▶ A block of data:
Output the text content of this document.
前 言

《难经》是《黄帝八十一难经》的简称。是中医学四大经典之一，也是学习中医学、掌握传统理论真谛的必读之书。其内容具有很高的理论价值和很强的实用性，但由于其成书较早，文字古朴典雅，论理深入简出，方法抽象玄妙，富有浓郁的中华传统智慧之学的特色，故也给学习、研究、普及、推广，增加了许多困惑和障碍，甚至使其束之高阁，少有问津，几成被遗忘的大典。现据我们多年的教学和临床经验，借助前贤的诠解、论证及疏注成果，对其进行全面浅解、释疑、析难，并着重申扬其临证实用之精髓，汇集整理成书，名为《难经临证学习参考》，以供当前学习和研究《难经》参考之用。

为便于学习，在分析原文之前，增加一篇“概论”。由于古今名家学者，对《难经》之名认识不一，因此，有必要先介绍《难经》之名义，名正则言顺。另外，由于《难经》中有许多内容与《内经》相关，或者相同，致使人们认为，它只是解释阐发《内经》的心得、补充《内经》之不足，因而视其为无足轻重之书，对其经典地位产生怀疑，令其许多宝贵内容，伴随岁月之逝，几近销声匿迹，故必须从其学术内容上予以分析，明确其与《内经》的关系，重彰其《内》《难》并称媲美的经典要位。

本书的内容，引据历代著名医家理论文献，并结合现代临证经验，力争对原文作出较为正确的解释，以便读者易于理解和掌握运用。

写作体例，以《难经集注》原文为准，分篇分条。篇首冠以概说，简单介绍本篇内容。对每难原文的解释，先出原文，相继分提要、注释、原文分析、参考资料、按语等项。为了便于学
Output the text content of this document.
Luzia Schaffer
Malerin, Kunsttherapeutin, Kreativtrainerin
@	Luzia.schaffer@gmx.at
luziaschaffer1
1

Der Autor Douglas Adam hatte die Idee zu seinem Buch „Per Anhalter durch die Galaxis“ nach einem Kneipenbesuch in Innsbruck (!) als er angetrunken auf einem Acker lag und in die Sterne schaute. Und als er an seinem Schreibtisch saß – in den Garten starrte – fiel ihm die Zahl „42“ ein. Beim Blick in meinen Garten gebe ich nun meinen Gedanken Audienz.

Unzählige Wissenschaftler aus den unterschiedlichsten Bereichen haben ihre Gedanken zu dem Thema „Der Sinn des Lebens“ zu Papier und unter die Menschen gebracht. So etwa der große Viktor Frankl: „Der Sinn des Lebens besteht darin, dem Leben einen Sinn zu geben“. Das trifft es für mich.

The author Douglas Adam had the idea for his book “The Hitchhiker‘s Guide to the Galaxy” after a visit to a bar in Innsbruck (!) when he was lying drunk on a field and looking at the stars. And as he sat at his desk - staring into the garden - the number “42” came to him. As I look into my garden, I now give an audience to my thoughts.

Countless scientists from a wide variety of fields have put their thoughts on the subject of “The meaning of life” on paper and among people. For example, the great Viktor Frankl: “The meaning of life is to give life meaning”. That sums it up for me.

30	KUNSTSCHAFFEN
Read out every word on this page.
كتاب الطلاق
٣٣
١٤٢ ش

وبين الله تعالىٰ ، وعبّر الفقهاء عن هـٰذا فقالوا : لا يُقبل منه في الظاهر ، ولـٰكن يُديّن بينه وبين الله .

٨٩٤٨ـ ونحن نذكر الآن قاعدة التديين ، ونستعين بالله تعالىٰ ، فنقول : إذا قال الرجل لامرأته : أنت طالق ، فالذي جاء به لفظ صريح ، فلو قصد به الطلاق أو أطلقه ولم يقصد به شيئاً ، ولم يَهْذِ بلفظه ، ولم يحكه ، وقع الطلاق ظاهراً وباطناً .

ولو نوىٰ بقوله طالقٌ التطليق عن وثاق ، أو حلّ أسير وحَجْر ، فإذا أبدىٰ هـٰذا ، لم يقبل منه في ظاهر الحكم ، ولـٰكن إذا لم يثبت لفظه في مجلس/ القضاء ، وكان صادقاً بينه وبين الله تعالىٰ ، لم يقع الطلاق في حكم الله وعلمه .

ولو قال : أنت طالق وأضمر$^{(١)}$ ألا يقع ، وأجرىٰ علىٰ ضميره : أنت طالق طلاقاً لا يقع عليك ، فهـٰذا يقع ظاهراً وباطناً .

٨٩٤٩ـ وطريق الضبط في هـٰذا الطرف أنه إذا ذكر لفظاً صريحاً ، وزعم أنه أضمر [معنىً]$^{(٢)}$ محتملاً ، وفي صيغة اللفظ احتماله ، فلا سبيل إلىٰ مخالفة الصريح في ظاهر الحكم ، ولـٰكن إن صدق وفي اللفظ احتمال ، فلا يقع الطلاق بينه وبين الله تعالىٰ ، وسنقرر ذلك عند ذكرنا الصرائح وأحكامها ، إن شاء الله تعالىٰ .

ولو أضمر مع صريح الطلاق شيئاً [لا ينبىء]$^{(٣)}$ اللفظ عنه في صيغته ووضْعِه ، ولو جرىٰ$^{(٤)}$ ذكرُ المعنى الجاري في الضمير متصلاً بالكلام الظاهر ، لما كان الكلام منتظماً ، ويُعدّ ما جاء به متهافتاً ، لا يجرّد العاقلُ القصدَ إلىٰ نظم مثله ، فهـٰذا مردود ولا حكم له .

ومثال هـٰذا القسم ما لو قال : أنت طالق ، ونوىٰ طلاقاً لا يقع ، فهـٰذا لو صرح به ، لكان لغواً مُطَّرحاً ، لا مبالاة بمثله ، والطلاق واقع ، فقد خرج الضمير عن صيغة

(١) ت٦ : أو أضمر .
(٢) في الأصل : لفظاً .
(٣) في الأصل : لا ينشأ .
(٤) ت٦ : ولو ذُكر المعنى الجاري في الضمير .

▶ PROMPT: Return the lines above exactly, keeping every word.

▶ IN RESPONSE:
Output the text content of this document.
前 言

《难经》是《黄帝八十一难经》的简称。是中医学四大经典之一，也是学习中医学、掌握传统理论真谛的必读之书。其内容具有很高的理论价值和很强的实用性，但由于其成书较早，文字古朴典雅，论理深入简出，方法抽象玄妙，富有浓郁的中华传统智慧之学的特色，故也给学习、研究、普及、推广，增加了许多困惑和障碍，甚至使其束之高阁，少有问津，几成被遗忘的大典。现据我们多年的教学和临床经验，借助前贤的诠解、论证及疏注成果，对其进行全面浅解、释疑、析难，并着重申扬其临证实用之精髓，汇集整理成书，名为《难经临证学习参考》，以供当前学习和研究《难经》参考之用。

为便于学习，在分析原文之前，增加一篇“概论”。由于古今名家学者，对《难经》之名认识不一，因此，有必要先介绍《难经》之名义，名正则言顺。另外，由于《难经》中有许多内容与《内经》相关，或者相同，致使人们认为，它只是解释阐发《内经》的心得、补充《内经》之不足，因而视其为无足轻重之书，对其经典地位产生怀疑，令其许多宝贵内容，伴随岁月之逝，几近销声匿迹，故必须从其学术内容上予以分析，明确其与《内经》的关系，重彰其《内》《难》并称媲美的经典要位。

本书的内容，引据历代著名医家理论文献，并结合现代临证经验，力争对原文作出较为正确的解释，以便读者易于理解和掌握运用。

写作体例，以《难经集注》原文为准，分篇分条。篇首冠以概说，简单介绍本篇内容。对每难原文的解释，先出原文，相继分提要、注释、原文分析、参考资料、按语等项。为了便于学
Output the text content of this document.
Luzia Schaffer
Malerin, Kunsttherapeutin, Kreativtrainerin
@	Luzia.schaffer@gmx.at
luziaschaffer1
1

Der Autor Douglas Adam hatte die Idee zu seinem Buch „Per Anhalter durch die Galaxis“ nach einem Kneipenbesuch in Innsbruck (!) als er angetrunken auf einem Acker lag und in die Sterne schaute. Und als er an seinem Schreibtisch saß – in den Garten starrte – fiel ihm die Zahl „42“ ein. Beim Blick in meinen Garten gebe ich nun meinen Gedanken Audienz.

Unzählige Wissenschaftler aus den unterschiedlichsten Bereichen haben ihre Gedanken zu dem Thema „Der Sinn des Lebens“ zu Papier und unter die Menschen gebracht. So etwa der große Viktor Frankl: „Der Sinn des Lebens besteht darin, dem Leben einen Sinn zu geben“. Das trifft es für mich.

The author Douglas Adam had the idea for his book “The Hitchhiker‘s Guide to the Galaxy” after a visit to a bar in Innsbruck (!) when he was lying drunk on a field and looking at the stars. And as he sat at his desk - staring into the garden - the number “42” came to him. As I look into my garden, I now give an audience to my thoughts.

Countless scientists from a wide variety of fields have put their thoughts on the subject of “The meaning of life” on paper and among people. For example, the great Viktor Frankl: “The meaning of life is to give life meaning”. That sums it up for me.

30	KUNSTSCHAFFEN
Read out every word on this page.
كتاب الطلاق
٣٣
١٤٢ ش

وبين الله تعالىٰ ، وعبّر الفقهاء عن هـٰذا فقالوا : لا يُقبل منه في الظاهر ، ولـٰكن يُديّن بينه وبين الله .

٨٩٤٨ـ ونحن نذكر الآن قاعدة التديين ، ونستعين بالله تعالىٰ ، فنقول : إذا قال الرجل لامرأته : أنت طالق ، فالذي جاء به لفظ صريح ، فلو قصد به الطلاق أو أطلقه ولم يقصد به شيئاً ، ولم يَهْذِ بلفظه ، ولم يحكه ، وقع الطلاق ظاهراً وباطناً .

ولو نوىٰ بقوله طالقٌ التطليق عن وثاق ، أو حلّ أسير وحَجْر ، فإذا أبدىٰ هـٰذا ، لم يقبل منه في ظاهر الحكم ، ولـٰكن إذا لم يثبت لفظه في مجلس/ القضاء ، وكان صادقاً بينه وبين الله تعالىٰ ، لم يقع الطلاق في حكم الله وعلمه .

ولو قال : أنت طالق وأضمر$^{(١)}$ ألا يقع ، وأجرىٰ علىٰ ضميره : أنت طالق طلاقاً لا يقع عليك ، فهـٰذا يقع ظاهراً وباطناً .

٨٩٤٩ـ وطريق الضبط في هـٰذا الطرف أنه إذا ذكر لفظاً صريحاً ، وزعم أنه أضمر [معنىً]$^{(٢)}$ محتملاً ، وفي صيغة اللفظ احتماله ، فلا سبيل إلىٰ مخالفة الصريح في ظاهر الحكم ، ولـٰكن إن صدق وفي اللفظ احتمال ، فلا يقع الطلاق بينه وبين الله تعالىٰ ، وسنقرر ذلك عند ذكرنا الصرائح وأحكامها ، إن شاء الله تعالىٰ .

ولو أضمر مع صريح الطلاق شيئاً [لا ينبىء]$^{(٣)}$ اللفظ عنه في صيغته ووضْعِه ، ولو جرىٰ$^{(٤)}$ ذكرُ المعنى الجاري في الضمير متصلاً بالكلام الظاهر ، لما كان الكلام منتظماً ، ويُعدّ ما جاء به متهافتاً ، لا يجرّد العاقلُ القصدَ إلىٰ نظم مثله ، فهـٰذا مردود ولا حكم له .

ومثال هـٰذا القسم ما لو قال : أنت طالق ، ونوىٰ طلاقاً لا يقع ، فهـٰذا لو صرح به ، لكان لغواً مُطَّرحاً ، لا مبالاة بمثله ، والطلاق واقع ، فقد خرج الضمير عن صيغة

(١) ت٦ : أو أضمر .
(٢) في الأصل : لفظاً .
(٣) في الأصل : لا ينشأ .
(٤) ت٦ : ولو ذُكر المعنى الجاري في الضمير .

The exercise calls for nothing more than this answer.